#### TEXT EXTRACT:
:::::
# Hierarchical mixture

Take the simple hierarchical model:

data{
int n_id ;
int n_obs ;
matrix[n_obs,n_id] obs ;
}
parameters{
vector[n_id] mu ;
real mu_mean ;
real<lower=0> mu_sd ;
real<lower=0> obs_noise ;
}
model{
mu ~ normal(mu_mean,mu_sd) ;
mu_mean ~ std_normal() ;
mu_sd ~ weibull(2,1) ;
obs_noise ~ weibull(2,1) ;
for( i_id in 1:n_id){
obs[,i_id] ~ normal( mu[i_id], obs_noise) ;
}
}


I’d like to modify this to express a model whereby there’s two latent groups, one group where mu_mean is positive and one that is negative. I’m uncertain however if I should have a single mixture probability parameter, as in:

...
:::::
#### REQUIRED ACTIONS:
A) In the hierarchical mixture post, what two latent groups does the writer want the modified model to express?
B) Continue the hierarchical mixture post from the point at which it stops.

#### DATA LINES:
:::::
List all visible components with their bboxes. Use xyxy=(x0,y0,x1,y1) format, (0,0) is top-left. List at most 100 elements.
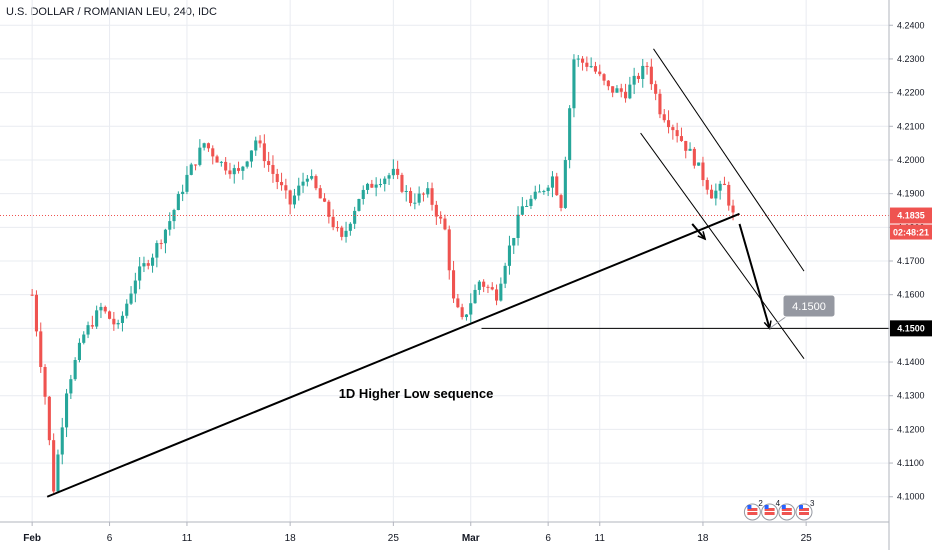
:::::
#### RESULTS:
A) One group in which mu_mean is positive and one in which it is negative.

B)
parameters{
vector[n_id] mu_neg ;
vector[n_id] mu_pos ;
real<upper=0> mu_mean_neg ;
real<lower=0> mu_mean_pos ;
real<lower=0> mu_sd ;
real<lower=0> obs_noise ;
real<lower=0,upper=1> group_prob ;
}
model{
mu_neg ~ normal(mu_mean_neg , mu_sd) ;
mu_pos ~ normal(mu_mean_pos , mu_sd) ;
mu_mean_neg ~ std_normal() ;
mu_mean_pos ~ std_normal() ;
mu_sd ~ weibull(2,1) ;
obs_noise ~ weibull(2,1) ;
for( i_id in 1:n_id){
target += log_mix(
group_prob
, normal_lupdf( obs[,i_id] | mu_neg[i_id], obs_noise)
, normal_lupdf( obs[,i_id] | mu_pos[i_id], obs_noise)
)
}
}


or a mixture probability parameter for each individual:

...
parameters{
...
vector<lower=0,upper=1>[n_id] group_prob ;
}
model{
...
for( i_id in 1:n_id){
target += log_mix(
group_prob[i_id]
...
)
}
}


Thoughts?

3 Likes

I think it’s more common to have a single mixture probability parameter. I should add that I’m not an expert, but as far as I understand mixtures, if you want to sample from a mixture distribution you first sample group membership from the common group membership distribution (say, Bernouilli in your case), and then you sample each observation according to its group distribution.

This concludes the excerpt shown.